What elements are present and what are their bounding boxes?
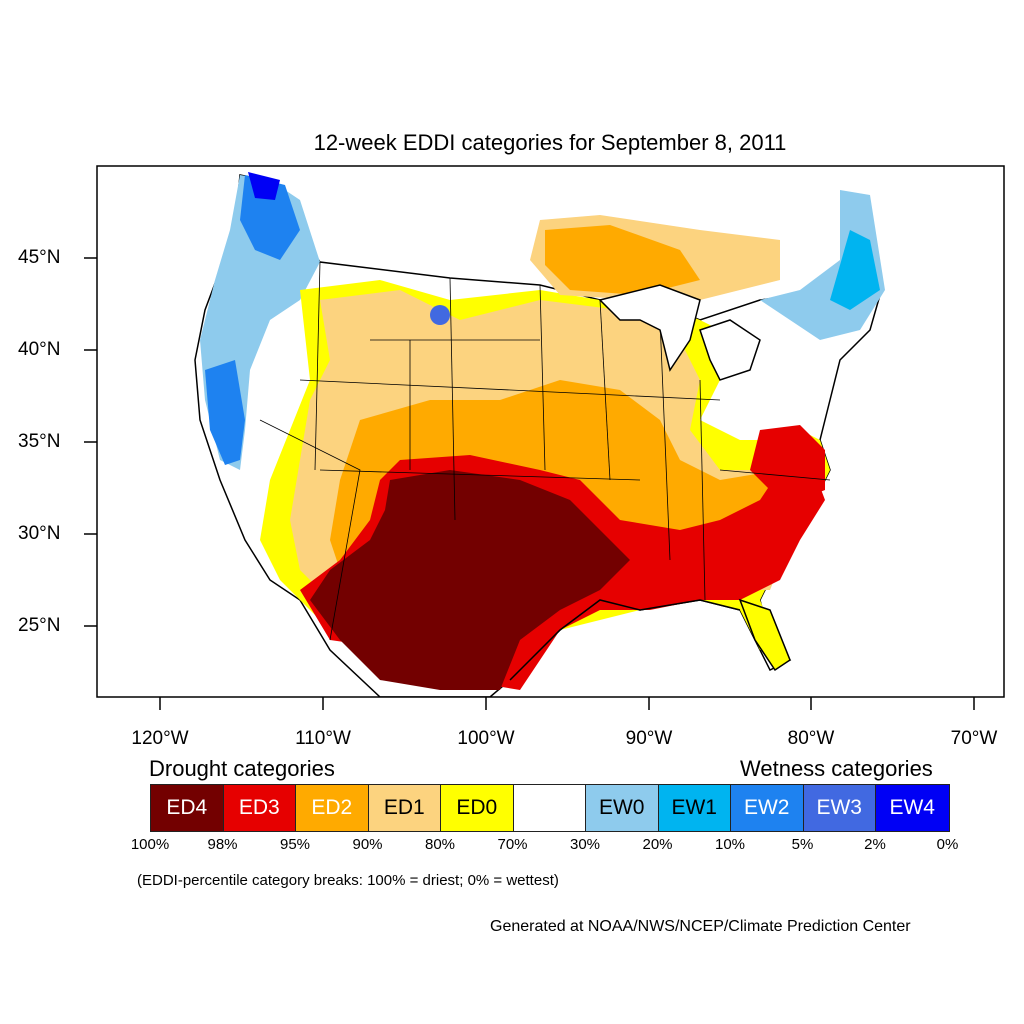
state-boundaries [259, 261, 831, 641]
wet-region-california [205, 360, 245, 465]
lat-label-35n: 35°N [18, 431, 61, 452]
legend-cell-ed4: ED4 [151, 785, 224, 831]
legend-break-label: 70% [497, 836, 528, 853]
legend-cell-ew0: EW0 [586, 785, 659, 831]
wet-region-northwest-max [248, 172, 280, 200]
legend-cell-none [513, 785, 586, 831]
legend-bar: ED4 ED3 ED2 ED1 ED0 EW0 EW1 EW2 EW3 EW4 [150, 784, 950, 832]
wet-region-northeast-core [830, 230, 880, 310]
lat-label-40n: 40°N [18, 339, 61, 360]
legend-cell-ew4: EW4 [876, 785, 949, 831]
legend-cell-ed1: ED1 [368, 785, 441, 831]
legend-cell-ed3: ED3 [223, 785, 296, 831]
legend-cell-ed2: ED2 [296, 785, 369, 831]
lon-label-90w: 90°W [625, 728, 673, 749]
lat-ticks [84, 257, 97, 627]
legend-break-label: 20% [642, 836, 673, 853]
lon-label-70w: 70°W [950, 728, 998, 749]
lon-label-80w: 80°W [787, 728, 835, 749]
legend-break-label: 100% [130, 836, 170, 853]
wet-spot-montana [430, 305, 450, 325]
legend-break-label: 90% [352, 836, 383, 853]
lon-label-120w: 120°W [131, 728, 189, 749]
ed2-region-north [545, 225, 700, 295]
gulf-coast [509, 599, 741, 681]
florida-peninsula [738, 598, 791, 672]
legend-cell-ew1: EW1 [658, 785, 731, 831]
legend-break-label: 95% [279, 836, 311, 853]
map-frame [96, 165, 1005, 698]
lon-ticks [159, 697, 975, 710]
ed4-region [310, 470, 630, 690]
legend-break-label: 80% [424, 836, 456, 853]
legend-wetness-title: Wetness categories [740, 756, 933, 781]
legend-break-label: 5% [791, 836, 814, 853]
lat-label-25n: 25°N [18, 615, 61, 636]
legend-cell-ew2: EW2 [731, 785, 804, 831]
lat-label-45n: 45°N [18, 247, 61, 268]
legend-cell-ed0: ED0 [441, 785, 514, 831]
legend-break-label: 98% [207, 836, 238, 853]
lat-label-30n: 30°N [18, 523, 61, 544]
map-title: 12-week EDDI categories for September 8,… [313, 130, 787, 155]
lon-label-110w: 110°W [295, 728, 351, 749]
ed3-region-southeast [750, 425, 825, 500]
legend-break-label: 2% [864, 836, 886, 853]
legend-break-label: 10% [714, 836, 746, 853]
great-lakes [598, 284, 761, 381]
credit-line: Generated at NOAA/NWS/NCEP/Climate Predi… [490, 918, 911, 935]
legend-cell-ew3: EW3 [803, 785, 876, 831]
legend-break-label: 30% [569, 836, 601, 853]
breaks-note: (EDDI-percentile category breaks: 100% =… [137, 872, 559, 889]
lon-label-100w: 100°W [457, 728, 515, 749]
legend-drought-title: Drought categories [149, 756, 335, 781]
legend-break-label: 0% [936, 836, 959, 853]
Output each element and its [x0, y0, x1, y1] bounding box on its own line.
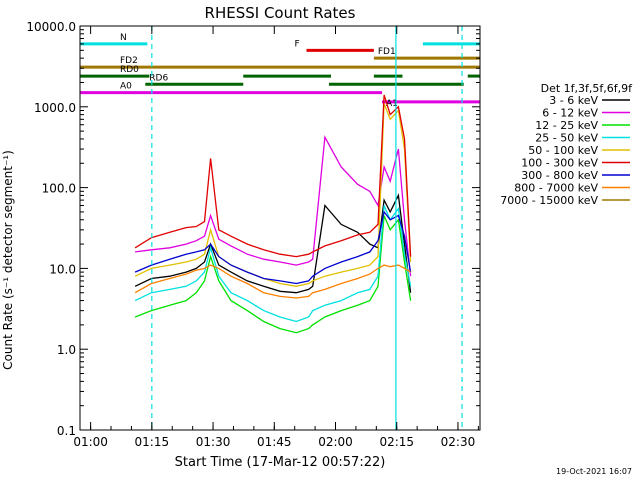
flag-label-fd1: FD1 — [378, 47, 396, 57]
x-tick-label-0: 01:00 — [73, 435, 108, 449]
flag-label-rd6: RD6 — [149, 73, 168, 83]
x-tick-label-5: 02:15 — [379, 435, 414, 449]
legend-label-5: 100 - 300 keV — [521, 157, 598, 170]
y-axis-label: Count Rate (s⁻¹ detector segment⁻¹) — [1, 150, 15, 370]
legend-label-3: 25 - 50 keV — [535, 132, 598, 145]
footer-timestamp: 19-Oct-2021 16:07 — [556, 467, 632, 476]
series-line-5 — [134, 94, 412, 258]
y-tick-label-5: 10000.0 — [26, 20, 76, 34]
x-tick-label-1: 01:15 — [135, 435, 170, 449]
legend-label-0: 3 - 6 keV — [549, 94, 598, 107]
flag-label-rd0: RD0 — [120, 65, 139, 75]
flag-label-fd2: FD2 — [120, 56, 138, 66]
data-series — [134, 94, 412, 334]
axes: 01:00 01:15 01:30 01:45 02:00 02:15 02:30 0.1 1.… — [26, 20, 481, 449]
flag-label-f: F — [295, 39, 300, 49]
y-tick-label-2: 10.0 — [49, 262, 76, 276]
x-tick-label-4: 02:00 — [318, 435, 353, 449]
legend-label-1: 6 - 12 keV — [542, 107, 598, 120]
plot-frame — [79, 25, 481, 431]
legend-label-6: 300 - 800 keV — [521, 169, 598, 182]
y-tick-label-1: 1.0 — [57, 343, 76, 357]
series-line-7 — [134, 264, 411, 299]
y-tick-label-0: 0.1 — [57, 424, 76, 438]
series-line-2 — [134, 215, 412, 334]
legend-label-2: 12 - 25 keV — [535, 119, 598, 132]
x-tick-label-2: 01:30 — [196, 435, 231, 449]
legend-title: Det 1f,3f,5f,6f,9f — [541, 82, 634, 95]
chart-title: RHESSI Count Rates — [205, 4, 356, 22]
series-line-6 — [134, 210, 412, 285]
x-tick-label-6: 02:30 — [441, 435, 476, 449]
y-tick-label-4: 1000.0 — [34, 101, 76, 115]
series-line-0 — [134, 193, 412, 294]
legend-label-7: 800 - 7000 keV — [514, 182, 598, 195]
x-tick-label-3: 01:45 — [257, 435, 292, 449]
flag-label-n: N — [120, 33, 127, 43]
y-tick-label-3: 100.0 — [42, 182, 76, 196]
attenuator-lines — [151, 26, 463, 430]
x-axis-label: Start Time (17-Mar-12 00:57:22) — [175, 455, 386, 470]
series-line-1 — [135, 135, 412, 277]
flag-label-a1: A1 — [386, 99, 398, 109]
series-line-4 — [134, 103, 412, 287]
legend-label-4: 50 - 100 keV — [528, 144, 598, 157]
series-line-3 — [134, 205, 412, 323]
legend-label-8: 7000 - 15000 keV — [500, 194, 598, 207]
flag-label-a0: A0 — [120, 82, 132, 92]
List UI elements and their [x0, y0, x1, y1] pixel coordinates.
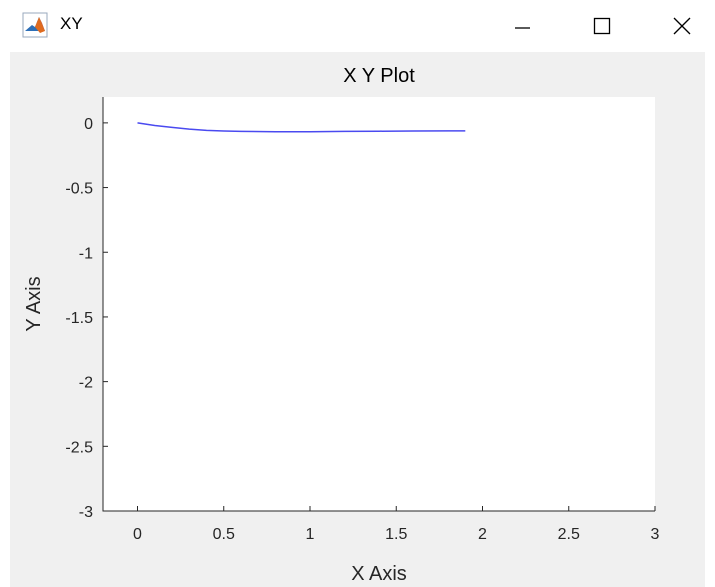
axes-background: [103, 97, 655, 511]
matlab-icon: [22, 12, 48, 38]
figure-area: 0 -0.5 -1 -1.5 -2 -2.5 -3 0 0.5 1 1.5 2 2.5 3 X Y Pl…: [10, 52, 705, 587]
axis-lines: [102, 97, 655, 512]
x-tick-label: 1: [306, 526, 315, 543]
plot-title: X Y Plot: [343, 65, 415, 87]
x-tick-label: 3: [651, 526, 660, 543]
maximize-button[interactable]: [572, 0, 632, 52]
window-title: XY: [60, 14, 83, 33]
x-tick-label: 2.5: [558, 526, 580, 543]
minimize-icon: [515, 27, 530, 29]
y-tick-label: -2.5: [65, 439, 93, 456]
series-line: [137, 122, 466, 133]
y-tick-label: -0.5: [65, 181, 93, 198]
y-tick-label: -1.5: [65, 310, 93, 327]
window-titlebar[interactable]: XY: [0, 0, 715, 52]
x-tick-label: 2: [478, 526, 487, 543]
close-button[interactable]: [652, 0, 712, 52]
close-icon: [673, 17, 691, 35]
y-tick-label: -2: [79, 375, 93, 392]
x-axis-title: X Axis: [351, 563, 407, 585]
y-tick-label: -1: [79, 245, 93, 262]
minimize-button[interactable]: [492, 0, 552, 52]
x-tick-label: 0: [133, 526, 142, 543]
xy-plot[interactable]: 0 -0.5 -1 -1.5 -2 -2.5 -3 0 0.5 1 1.5 2 2.5 3 X Y Pl…: [10, 52, 705, 587]
y-axis-title: Y Axis: [23, 276, 45, 331]
x-tick-label: 1.5: [385, 526, 407, 543]
maximize-icon: [593, 17, 611, 35]
y-tick-label: -3: [79, 504, 93, 521]
y-tick-label: 0: [84, 116, 93, 133]
x-tick-label: 0.5: [213, 526, 235, 543]
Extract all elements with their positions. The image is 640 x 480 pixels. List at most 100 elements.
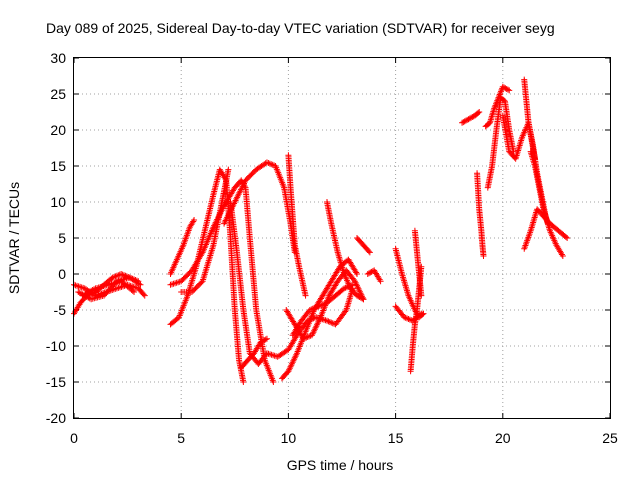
data-point [354, 292, 361, 299]
data-point [258, 338, 265, 345]
y-tick-label: 20 [50, 122, 66, 138]
data-point [465, 116, 472, 123]
data-point [326, 319, 333, 325]
data-point [303, 334, 310, 341]
data-point [270, 352, 277, 359]
data-point [460, 119, 467, 126]
data-point [167, 281, 174, 288]
y-tick-label: 10 [50, 194, 66, 210]
grid-lines [73, 57, 611, 419]
data-point [309, 305, 316, 312]
data-point [404, 315, 411, 322]
data-point [323, 317, 330, 324]
x-tick-labels: 0 5 10 15 20 25 [70, 430, 618, 446]
series-arc-b7 [238, 335, 270, 371]
data-point [267, 351, 274, 358]
data-point [77, 283, 84, 290]
data-point [506, 87, 513, 94]
data-point [74, 282, 81, 289]
data-point [468, 114, 475, 121]
data-point [377, 278, 384, 285]
series-arc-c6 [354, 235, 373, 256]
data-point [302, 292, 309, 299]
data-point [169, 281, 176, 288]
data-point [262, 336, 269, 343]
data-point [312, 304, 319, 311]
data-point [115, 284, 122, 291]
x-axis-label: GPS time / hours [287, 457, 394, 473]
plot-frame [73, 57, 611, 419]
series-arc-e4 [484, 94, 517, 191]
data-point [564, 235, 571, 241]
y-tick-label: 30 [50, 50, 66, 66]
y-tick-label: 0 [58, 266, 66, 282]
data-point [306, 307, 313, 313]
y-tick-label: -10 [46, 338, 66, 354]
data-point [257, 339, 264, 346]
data-point [504, 86, 511, 93]
data-point [353, 269, 360, 276]
data-point [119, 271, 126, 278]
y-tick-label: -5 [54, 302, 67, 318]
data-point [328, 319, 335, 326]
data-point [359, 295, 366, 302]
data-point [266, 160, 273, 167]
data-point [357, 294, 364, 301]
series-arc-e8 [527, 148, 551, 227]
data-point [341, 285, 348, 292]
y-tick-label: 5 [58, 230, 66, 246]
data-point [464, 116, 471, 123]
data-point [172, 280, 179, 287]
data-point [260, 337, 267, 344]
data-point [367, 269, 374, 276]
data-point [170, 280, 177, 287]
data-point [225, 166, 232, 173]
x-tick-label: 20 [495, 430, 511, 446]
data-point [109, 274, 116, 281]
data-point [91, 286, 98, 293]
data-point [501, 84, 508, 91]
data-point [173, 279, 180, 286]
data-point [270, 379, 277, 385]
y-axis-label: SDTVAR / TECUs [6, 182, 22, 294]
data-point [319, 301, 326, 308]
data-point [476, 109, 483, 115]
chart-title: Day 089 of 2025, Sidereal Day-to-day VTE… [46, 20, 555, 36]
y-tick-label: -20 [46, 410, 66, 426]
data-point [129, 287, 136, 294]
series-arc-e1 [459, 109, 483, 126]
series-arc-c1 [285, 152, 309, 299]
data-point [240, 379, 247, 385]
data-point [365, 248, 372, 255]
data-point [316, 302, 323, 309]
data-point [364, 271, 371, 277]
x-tick-label: 25 [602, 430, 618, 446]
data-point [418, 263, 425, 270]
data-point [313, 304, 320, 310]
data-point [75, 283, 82, 290]
data-point [136, 280, 143, 287]
data-point [502, 85, 509, 92]
data-point [318, 302, 325, 309]
data-point [342, 308, 349, 315]
data-point [360, 296, 367, 303]
series-arc-b5 [221, 159, 298, 256]
data-point [342, 284, 349, 291]
series-arc-a4 [79, 278, 138, 299]
data-point [354, 271, 361, 277]
data-point [469, 114, 476, 121]
data-point [405, 316, 412, 322]
y-tick-labels: 30 25 20 15 10 5 0 -5 -10 -15 -20 [46, 50, 66, 426]
data-point [304, 334, 311, 340]
data-point [499, 83, 506, 90]
series-arc-b2 [167, 217, 198, 277]
y-tick-label: -15 [46, 374, 66, 390]
data-point [503, 85, 510, 92]
data-point [137, 281, 144, 288]
x-tick-label: 0 [70, 430, 78, 446]
data-point [141, 292, 148, 299]
data-point [112, 273, 119, 280]
data-point [562, 233, 569, 240]
series-arc-c7 [364, 267, 384, 285]
series-arc-e2 [474, 170, 487, 259]
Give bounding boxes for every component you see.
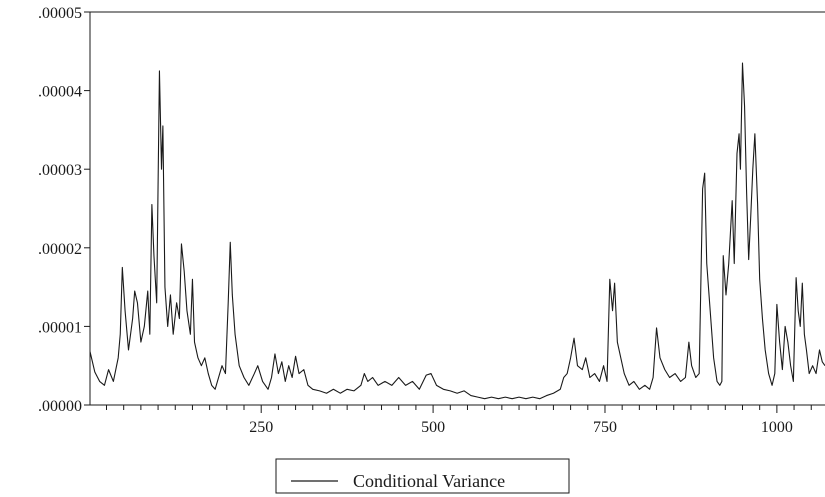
y-tick-label: .00003 [38,162,82,179]
plot-frame [89,11,825,406]
x-tick-label: 750 [593,419,617,436]
series-layer [89,62,825,400]
y-tick-label: .00002 [38,241,82,258]
y-tick-label: .00005 [38,5,82,22]
legend: Conditional Variance [275,458,570,494]
legend-box [275,458,570,494]
x-tick-label: 250 [249,419,273,436]
x-tick-label: 1000 [761,419,793,436]
x-axis: 250 500 750 1000 [106,405,812,436]
y-tick-label: .00001 [38,319,82,336]
x-tick-label: 500 [421,419,445,436]
legend-label: Conditional Variance [353,471,505,491]
y-tick-label: .00000 [38,398,82,415]
y-axis: .00000 .00001 .00002 .00003 .00004 .00005 [38,5,90,415]
y-tick-label: .00004 [38,84,82,101]
series-line [89,62,825,400]
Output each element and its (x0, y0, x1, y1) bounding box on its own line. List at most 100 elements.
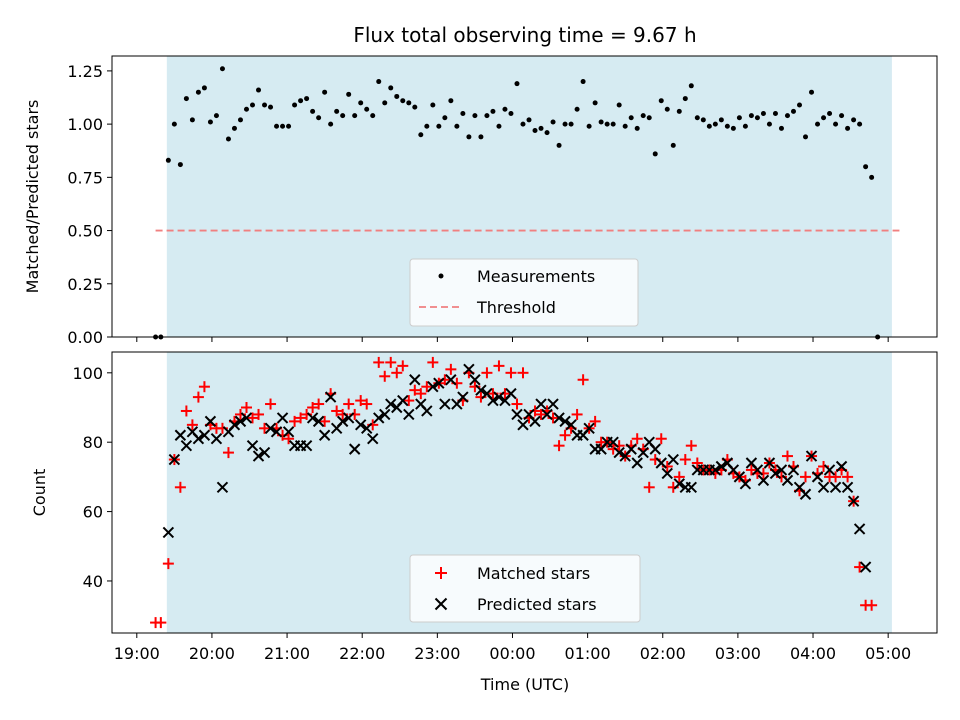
top-ytick-label: 0.00 (67, 328, 103, 347)
measurement-point (430, 102, 436, 108)
predicted-star-point (312, 415, 325, 428)
matched-star-point (655, 433, 667, 445)
legend-measurements-marker (438, 273, 444, 279)
ratio-frame (111, 55, 938, 338)
bot-ytick-label: 80 (83, 433, 103, 452)
count-y-label: Count (30, 469, 49, 517)
measurement-point (508, 110, 514, 116)
predicted-star-point (637, 446, 649, 459)
measurement-point (219, 66, 225, 72)
predicted-star-point (805, 450, 818, 462)
predicted-star-point (397, 394, 409, 407)
matched-star-point (571, 408, 583, 420)
predicted-star-point (342, 412, 355, 424)
matched-star-point (253, 408, 265, 420)
xtick-label: 21:00 (264, 644, 310, 663)
count-frame (111, 351, 938, 634)
bot-ytick-label: 100 (72, 364, 103, 383)
predicted-star-point (487, 394, 499, 407)
xtick-label: 01:00 (565, 644, 611, 663)
predicted-star-point (264, 422, 277, 435)
predicted-star-point (583, 422, 595, 435)
matched-star-point (247, 412, 259, 424)
predicted-star-point (565, 419, 577, 431)
predicted-star-point (835, 460, 848, 473)
measurement-point (442, 115, 448, 121)
matched-star-point (162, 558, 174, 570)
xtick-label: 20:00 (189, 644, 235, 663)
predicted-star-point (517, 419, 529, 431)
matched-star-point (559, 429, 571, 441)
measurement-point (195, 89, 201, 95)
predicted-star-point (354, 419, 367, 431)
measurement-point (418, 132, 424, 138)
measurement-point (556, 142, 562, 148)
matched-star-point (343, 398, 355, 410)
predicted-star-point (535, 398, 547, 410)
predicted-star-point (324, 391, 337, 403)
predicted-star-point (216, 481, 229, 494)
matched-star-point (222, 447, 234, 459)
legend-matched-label: Matched stars (477, 564, 590, 583)
predicted-star-point (204, 415, 217, 428)
predicted-star-point (493, 391, 505, 403)
matched-star-point (240, 402, 252, 414)
measurement-point (478, 134, 484, 140)
ratio-legend-box (409, 258, 639, 327)
predicted-star-point (475, 384, 487, 396)
predicted-star-point (457, 391, 469, 403)
predicted-star-point (667, 453, 679, 466)
measurement-point (201, 85, 207, 91)
measurement-point (544, 130, 550, 136)
predicted-star-point (433, 377, 445, 389)
measurement-point (730, 125, 736, 131)
measurement-point (809, 89, 815, 95)
predicted-star-point (445, 374, 457, 386)
xtick-label: 23:00 (414, 644, 460, 663)
legend-predicted-marker (434, 597, 448, 611)
matched-star-point (295, 412, 307, 424)
matched-star-point (631, 433, 643, 445)
measurement-point (845, 125, 851, 131)
predicted-star-point (709, 464, 722, 476)
measurement-point (736, 115, 742, 121)
matched-star-point (319, 415, 331, 427)
measurement-point (292, 102, 298, 108)
predicted-star-point (246, 439, 259, 452)
predicted-star-point (553, 412, 565, 424)
measurement-point (634, 125, 640, 131)
matched-star-point (781, 450, 793, 462)
measurement-point (328, 121, 334, 127)
measurement-point (496, 123, 502, 129)
measurement-point (424, 123, 430, 129)
measurement-point (797, 102, 802, 108)
measurement-point (676, 108, 682, 114)
measurement-point (286, 123, 292, 129)
measurement-point (869, 174, 875, 180)
measurement-point (376, 79, 382, 85)
measurement-point (610, 121, 616, 127)
predicted-star-point (469, 374, 481, 386)
measurement-point (664, 106, 670, 112)
measurement-point (652, 151, 658, 157)
measurement-point (670, 142, 676, 148)
measurement-point (189, 117, 195, 123)
measurement-point (586, 123, 592, 129)
measurement-point (412, 104, 418, 110)
xtick-label: 02:00 (640, 644, 686, 663)
predicted-star-point (439, 398, 451, 410)
measurement-point (243, 106, 249, 112)
predicted-star-point (228, 419, 241, 431)
measurement-point (388, 85, 394, 91)
measurement-point (688, 83, 694, 89)
matched-star-point (553, 440, 565, 452)
predicted-star-point (162, 526, 175, 539)
xtick-label: 04:00 (790, 644, 836, 663)
predicted-star-point (180, 439, 193, 452)
measurement-point (622, 123, 628, 129)
matched-star-point (361, 398, 373, 410)
ratio-legend: Measurements Threshold (409, 258, 639, 327)
predicted-star-point (210, 433, 223, 445)
legend-matched-marker (435, 567, 447, 579)
predicted-star-point (847, 495, 860, 507)
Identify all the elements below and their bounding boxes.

........

→ The request
Pick out each line above that contains the word "minimize" and copy those lines.

→ Written response
minimize-icon: [515, 27, 530, 29]
minimize-button[interactable]: [492, 0, 552, 52]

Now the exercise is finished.